**Tasks**
• 1. Transcribe word for word the part of the MLX-Audio summary that opens with the words containing "In summary, MLX-Audio" and closes with "quantization for deployment.".
• 2. According to the MLX-Audio summary, which Apple framework is MLX-Audio deeply integrated with?

**Text**
..............................

In summary, MLX-Audio is a comprehensive audio AI library distinguished by its deep integration with Apple's MLX framework for performance, its broad support for various state-of-the-art TTS, STT, and STS models, and its technical features such as advanced voice design, speaker diarization, text-guided source separation, and efficient quantization for deployment.

..............................

**Information shown**

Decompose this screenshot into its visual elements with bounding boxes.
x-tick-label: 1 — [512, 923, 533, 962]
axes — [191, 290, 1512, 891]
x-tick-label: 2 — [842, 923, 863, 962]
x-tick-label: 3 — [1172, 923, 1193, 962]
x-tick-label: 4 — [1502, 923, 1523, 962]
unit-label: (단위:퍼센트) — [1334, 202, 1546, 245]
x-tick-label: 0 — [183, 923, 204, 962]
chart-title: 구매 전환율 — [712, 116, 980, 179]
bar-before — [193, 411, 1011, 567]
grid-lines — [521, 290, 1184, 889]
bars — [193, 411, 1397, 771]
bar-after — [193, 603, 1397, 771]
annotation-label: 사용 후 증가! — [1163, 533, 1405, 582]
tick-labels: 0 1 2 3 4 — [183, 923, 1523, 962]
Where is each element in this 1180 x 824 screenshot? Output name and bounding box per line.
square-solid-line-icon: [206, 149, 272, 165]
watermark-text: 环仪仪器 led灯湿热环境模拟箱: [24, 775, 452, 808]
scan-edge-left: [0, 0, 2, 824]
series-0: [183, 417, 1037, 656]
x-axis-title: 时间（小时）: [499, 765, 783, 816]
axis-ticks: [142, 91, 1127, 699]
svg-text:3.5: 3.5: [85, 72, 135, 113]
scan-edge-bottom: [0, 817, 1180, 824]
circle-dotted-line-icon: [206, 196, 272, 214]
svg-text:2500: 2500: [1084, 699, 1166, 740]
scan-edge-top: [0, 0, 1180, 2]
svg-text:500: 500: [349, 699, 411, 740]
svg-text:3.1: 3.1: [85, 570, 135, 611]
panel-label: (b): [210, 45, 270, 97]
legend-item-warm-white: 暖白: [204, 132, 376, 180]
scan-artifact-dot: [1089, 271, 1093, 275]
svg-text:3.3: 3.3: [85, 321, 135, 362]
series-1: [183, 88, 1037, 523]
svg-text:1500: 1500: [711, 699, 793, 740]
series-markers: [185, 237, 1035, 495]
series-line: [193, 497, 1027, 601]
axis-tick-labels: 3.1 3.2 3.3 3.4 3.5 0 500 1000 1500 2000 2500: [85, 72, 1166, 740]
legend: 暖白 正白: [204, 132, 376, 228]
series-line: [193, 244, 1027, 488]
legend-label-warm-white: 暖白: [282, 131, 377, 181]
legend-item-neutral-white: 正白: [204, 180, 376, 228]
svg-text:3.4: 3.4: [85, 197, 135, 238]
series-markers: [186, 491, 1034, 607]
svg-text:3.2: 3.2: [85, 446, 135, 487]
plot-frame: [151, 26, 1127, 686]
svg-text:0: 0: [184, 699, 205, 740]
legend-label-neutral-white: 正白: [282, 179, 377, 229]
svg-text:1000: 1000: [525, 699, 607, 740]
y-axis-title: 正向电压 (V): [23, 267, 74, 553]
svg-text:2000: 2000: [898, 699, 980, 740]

..............................

**Problem solutions**
• 1.
In summary, MLX-Audio is a comprehensive audio AI library distinguished by its deep integration with Apple's MLX framework for performance, its broad support for various state-of-the-art TTS, STT, and STS models, and its technical features such as advanced voice design, speaker diarization, text-guided source separation, and efficient quantization for deployment.

• 2. MLX